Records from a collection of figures
□ □ □ □ □
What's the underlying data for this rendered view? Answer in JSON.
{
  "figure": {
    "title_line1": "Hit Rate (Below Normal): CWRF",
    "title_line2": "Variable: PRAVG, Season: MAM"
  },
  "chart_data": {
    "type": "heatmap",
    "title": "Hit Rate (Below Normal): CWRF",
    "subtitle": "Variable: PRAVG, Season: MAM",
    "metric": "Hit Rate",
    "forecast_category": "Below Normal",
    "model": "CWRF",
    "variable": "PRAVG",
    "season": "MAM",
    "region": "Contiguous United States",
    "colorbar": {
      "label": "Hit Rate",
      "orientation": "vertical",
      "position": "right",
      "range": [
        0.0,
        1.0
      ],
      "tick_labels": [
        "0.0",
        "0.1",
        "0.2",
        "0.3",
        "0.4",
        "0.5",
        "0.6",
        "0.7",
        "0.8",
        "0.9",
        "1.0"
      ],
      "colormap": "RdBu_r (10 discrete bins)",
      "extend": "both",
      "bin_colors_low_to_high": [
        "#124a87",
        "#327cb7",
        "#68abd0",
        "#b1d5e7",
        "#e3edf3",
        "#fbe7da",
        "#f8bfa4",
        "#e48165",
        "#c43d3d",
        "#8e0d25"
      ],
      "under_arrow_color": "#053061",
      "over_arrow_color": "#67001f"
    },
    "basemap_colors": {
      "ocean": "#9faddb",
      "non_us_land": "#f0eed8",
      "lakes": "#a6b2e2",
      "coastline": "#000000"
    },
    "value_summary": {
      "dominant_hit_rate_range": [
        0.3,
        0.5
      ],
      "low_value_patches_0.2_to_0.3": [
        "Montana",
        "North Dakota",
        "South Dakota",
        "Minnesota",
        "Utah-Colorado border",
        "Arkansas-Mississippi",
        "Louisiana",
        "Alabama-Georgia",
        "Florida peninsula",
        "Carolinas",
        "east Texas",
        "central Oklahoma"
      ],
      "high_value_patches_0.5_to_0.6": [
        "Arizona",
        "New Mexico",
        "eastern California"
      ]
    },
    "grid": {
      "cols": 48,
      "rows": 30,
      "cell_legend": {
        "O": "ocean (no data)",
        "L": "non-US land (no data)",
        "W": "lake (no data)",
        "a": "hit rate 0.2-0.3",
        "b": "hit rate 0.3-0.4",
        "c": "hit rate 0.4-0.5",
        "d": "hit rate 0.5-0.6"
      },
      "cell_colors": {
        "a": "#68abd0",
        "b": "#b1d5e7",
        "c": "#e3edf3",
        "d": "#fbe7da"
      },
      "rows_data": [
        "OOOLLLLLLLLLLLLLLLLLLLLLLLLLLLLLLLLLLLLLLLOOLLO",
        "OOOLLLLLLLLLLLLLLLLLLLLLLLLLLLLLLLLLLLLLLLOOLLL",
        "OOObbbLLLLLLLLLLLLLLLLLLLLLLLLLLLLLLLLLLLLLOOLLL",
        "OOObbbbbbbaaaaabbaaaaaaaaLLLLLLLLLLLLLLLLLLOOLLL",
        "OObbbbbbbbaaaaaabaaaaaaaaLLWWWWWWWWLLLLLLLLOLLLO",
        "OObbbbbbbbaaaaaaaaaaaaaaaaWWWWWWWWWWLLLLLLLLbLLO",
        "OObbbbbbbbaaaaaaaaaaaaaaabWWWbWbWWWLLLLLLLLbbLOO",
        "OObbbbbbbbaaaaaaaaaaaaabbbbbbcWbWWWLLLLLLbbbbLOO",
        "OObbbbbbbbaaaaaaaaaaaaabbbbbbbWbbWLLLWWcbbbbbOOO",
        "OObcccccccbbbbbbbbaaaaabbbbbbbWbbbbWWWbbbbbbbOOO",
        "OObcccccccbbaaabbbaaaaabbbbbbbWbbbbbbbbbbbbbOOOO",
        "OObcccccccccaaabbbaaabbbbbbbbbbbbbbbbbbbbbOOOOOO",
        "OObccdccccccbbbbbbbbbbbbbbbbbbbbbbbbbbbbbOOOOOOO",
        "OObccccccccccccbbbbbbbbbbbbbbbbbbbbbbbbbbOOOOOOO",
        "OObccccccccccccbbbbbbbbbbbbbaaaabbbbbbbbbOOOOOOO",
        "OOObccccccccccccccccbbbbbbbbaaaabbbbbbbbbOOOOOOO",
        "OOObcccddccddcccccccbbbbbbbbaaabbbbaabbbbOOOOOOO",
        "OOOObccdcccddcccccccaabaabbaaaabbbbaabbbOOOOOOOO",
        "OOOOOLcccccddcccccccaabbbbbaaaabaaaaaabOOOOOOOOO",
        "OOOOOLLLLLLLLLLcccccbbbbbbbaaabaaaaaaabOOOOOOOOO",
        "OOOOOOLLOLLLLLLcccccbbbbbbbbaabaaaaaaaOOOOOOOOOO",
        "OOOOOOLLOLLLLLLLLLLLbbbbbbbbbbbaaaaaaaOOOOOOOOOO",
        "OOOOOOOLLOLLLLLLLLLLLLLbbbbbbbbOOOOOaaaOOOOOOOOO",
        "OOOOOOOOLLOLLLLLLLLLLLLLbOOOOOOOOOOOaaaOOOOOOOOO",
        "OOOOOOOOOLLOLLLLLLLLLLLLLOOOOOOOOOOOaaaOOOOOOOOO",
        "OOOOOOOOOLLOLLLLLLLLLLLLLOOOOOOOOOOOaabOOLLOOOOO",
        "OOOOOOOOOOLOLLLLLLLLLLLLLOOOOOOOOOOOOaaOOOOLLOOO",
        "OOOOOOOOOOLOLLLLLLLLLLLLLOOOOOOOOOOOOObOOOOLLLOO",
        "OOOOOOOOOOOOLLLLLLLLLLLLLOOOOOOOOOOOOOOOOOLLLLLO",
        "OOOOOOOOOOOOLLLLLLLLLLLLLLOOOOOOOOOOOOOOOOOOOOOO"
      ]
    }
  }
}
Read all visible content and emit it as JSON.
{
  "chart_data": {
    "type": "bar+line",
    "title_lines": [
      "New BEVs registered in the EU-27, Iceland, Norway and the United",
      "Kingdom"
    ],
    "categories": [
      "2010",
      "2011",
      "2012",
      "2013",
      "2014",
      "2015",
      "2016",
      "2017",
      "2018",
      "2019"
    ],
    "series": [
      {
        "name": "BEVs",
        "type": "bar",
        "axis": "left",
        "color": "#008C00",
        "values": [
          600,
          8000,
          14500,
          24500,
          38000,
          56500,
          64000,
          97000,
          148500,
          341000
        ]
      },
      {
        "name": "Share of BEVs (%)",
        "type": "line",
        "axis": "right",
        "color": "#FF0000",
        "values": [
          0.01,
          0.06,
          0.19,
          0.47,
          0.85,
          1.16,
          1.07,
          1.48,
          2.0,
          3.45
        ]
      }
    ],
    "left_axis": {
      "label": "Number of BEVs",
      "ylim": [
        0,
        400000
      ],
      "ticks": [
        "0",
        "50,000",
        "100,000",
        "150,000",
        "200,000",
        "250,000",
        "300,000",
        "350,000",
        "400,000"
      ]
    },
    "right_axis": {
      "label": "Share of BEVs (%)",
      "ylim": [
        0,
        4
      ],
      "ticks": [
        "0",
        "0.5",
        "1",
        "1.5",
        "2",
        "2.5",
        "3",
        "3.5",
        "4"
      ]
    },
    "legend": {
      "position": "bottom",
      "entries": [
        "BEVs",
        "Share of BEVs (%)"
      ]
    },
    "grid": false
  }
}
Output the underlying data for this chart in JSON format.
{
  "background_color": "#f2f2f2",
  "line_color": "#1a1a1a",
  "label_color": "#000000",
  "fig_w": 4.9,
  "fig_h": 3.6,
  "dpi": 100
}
□ □ □ □ □
[EXERCISE DIRECTIONS]: Return only those lines of the records that contain the string "PRAVG".

[REPLY]:
    "title_line2": "Variable: PRAVG, Season: MAM"
    "subtitle": "Variable: PRAVG, Season: MAM",
    "variable": "PRAVG",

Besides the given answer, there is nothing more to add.